Exercise requirements: Give the number of lines that hold the string "SampEn". Nothing else is needed.

[Saved entries]
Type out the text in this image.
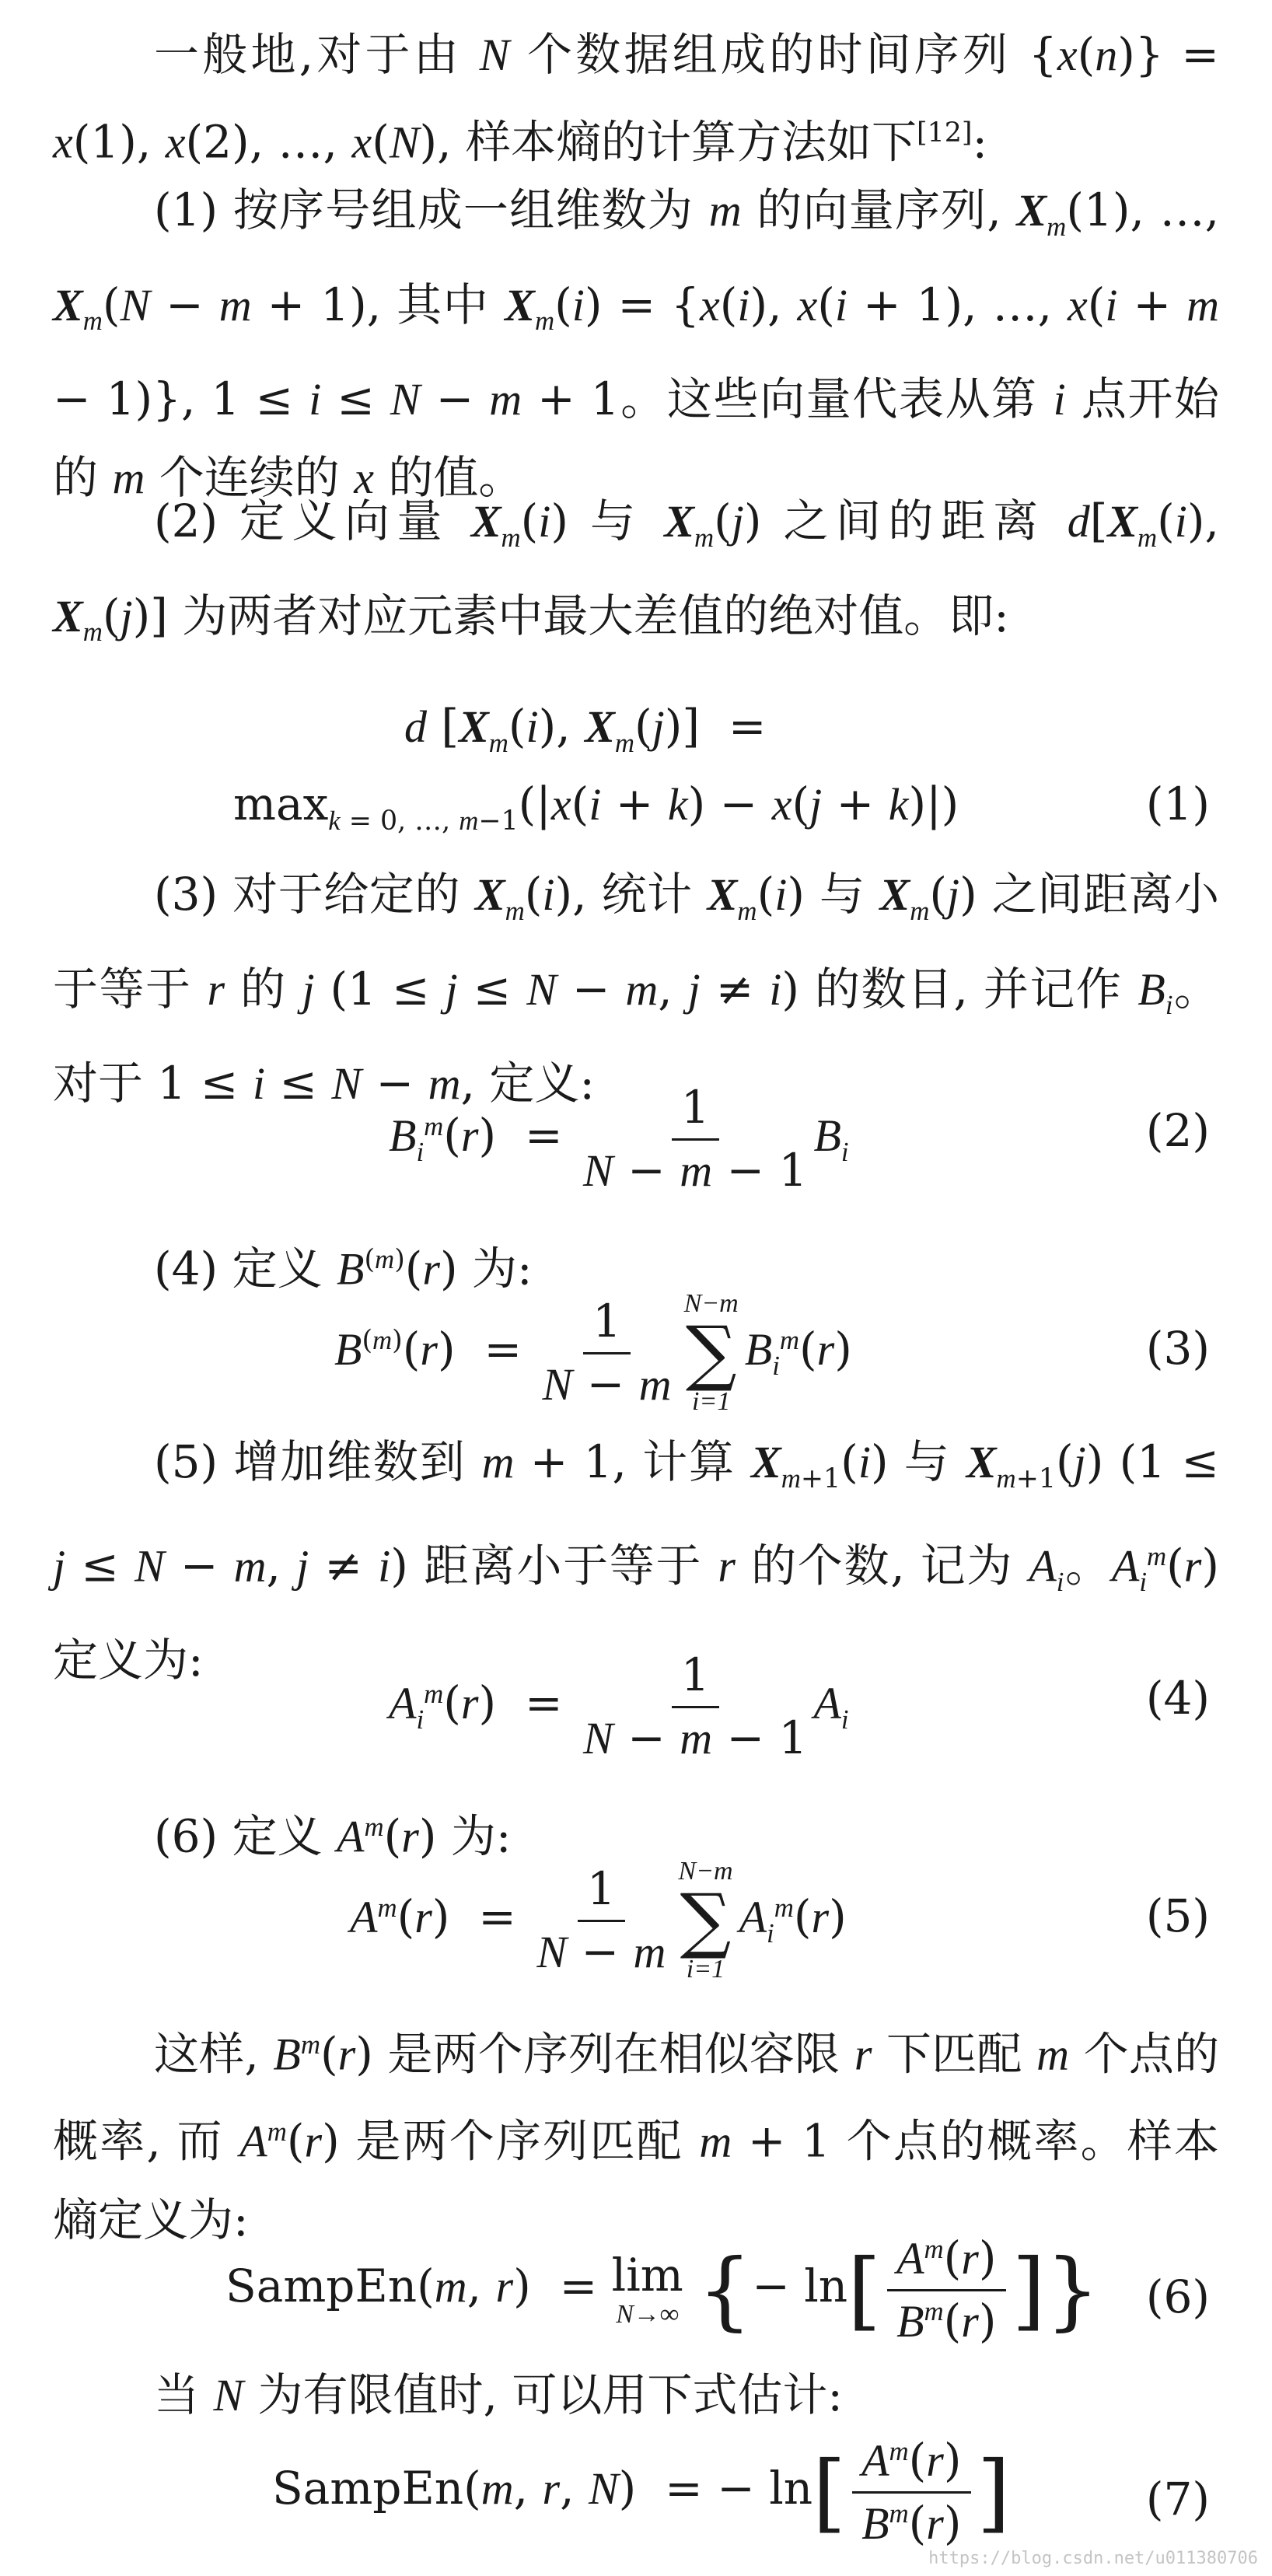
一般地,对于由 N 个数据组成的时间序列 {x(n)} = x(1), x(2), …, x(N), 样本熵的计算方法如下[12]:

(1) 按序号组成一组维数为 m 的向量序列, $X_m(1)$, …, $X_m(N - m + 1)$, 其中 $X_m(i) = \{x(i)$, x(i + 1), …, x(i + m − 1)}, 1 ≤ i ≤ N − m + 1。这些向量代表从第 i 点开始的 m 个连续的 x 的值。

(2) 定义向量 $X_m(i)$ 与 $X_m(j)$ 之间的距离 $d[X_m(i)$, $X_m(j)$] 为两者对应元素中最大差值的绝对值。即:

d [$X_m(i)$, $X_m(j)$]  =
$\max_{k = 0, \dots, m-1}(|x(i + k) - x(j + k)|)$	(1)

(3) 对于给定的 $X_m(i)$, 统计 $X_m(i)$ 与 $X_m(j)$ 之间距离小于等于 r 的 j (1 ≤ j ≤ N − m, j ≠ i) 的数目, 并记作 $B_i$。对于 1 ≤ i ≤ N − m, 定义:

$B_i^m(r) = \frac{1}{N - m - 1} B_i$	(2)

(4) 定义 $B^{(m)}(r)$ 为:

$B^{(m)}(r) = \frac{1}{N - m} N-m$
∑
i=1
$B_i^m(r)$	(3)

(5) 增加维数到 m + 1, 计算 $X_{m+1}(i)$ 与 $X_{m+1}(j) (1 \le j \le N - m$, j ≠ i) 距离小于等于 r 的个数, 记为 $A_i$。$A_i^m(r)$ 定义为:

$A_i^m(r) = \frac{1}{N - m - 1} A_i$	(4)

(6) 定义 $A^m(r)$ 为:

$A^m(r) = \frac{1}{N - m} N-m$
∑
i=1
$A_i^m(r)$	(5)

这样, $B^m(r)$ 是两个序列在相似容限 r 下匹配 m 个点的概率, 而 $A^m(r)$ 是两个序列匹配 m + 1 个点的概率。样本熵定义为:

SampEn(m, r)  = lim
N→∞ {− $\ln[ \frac{A^m(r)}{B^m(r)}$ ]} (6)

当 N 为有限值时, 可以用下式估计:

SampEn(m, r, N)  = − $\ln[ \frac{A^m(r)}{B^m(r)}$ ]	(7)
https://blog.csdn.net/u011380706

Final result: 2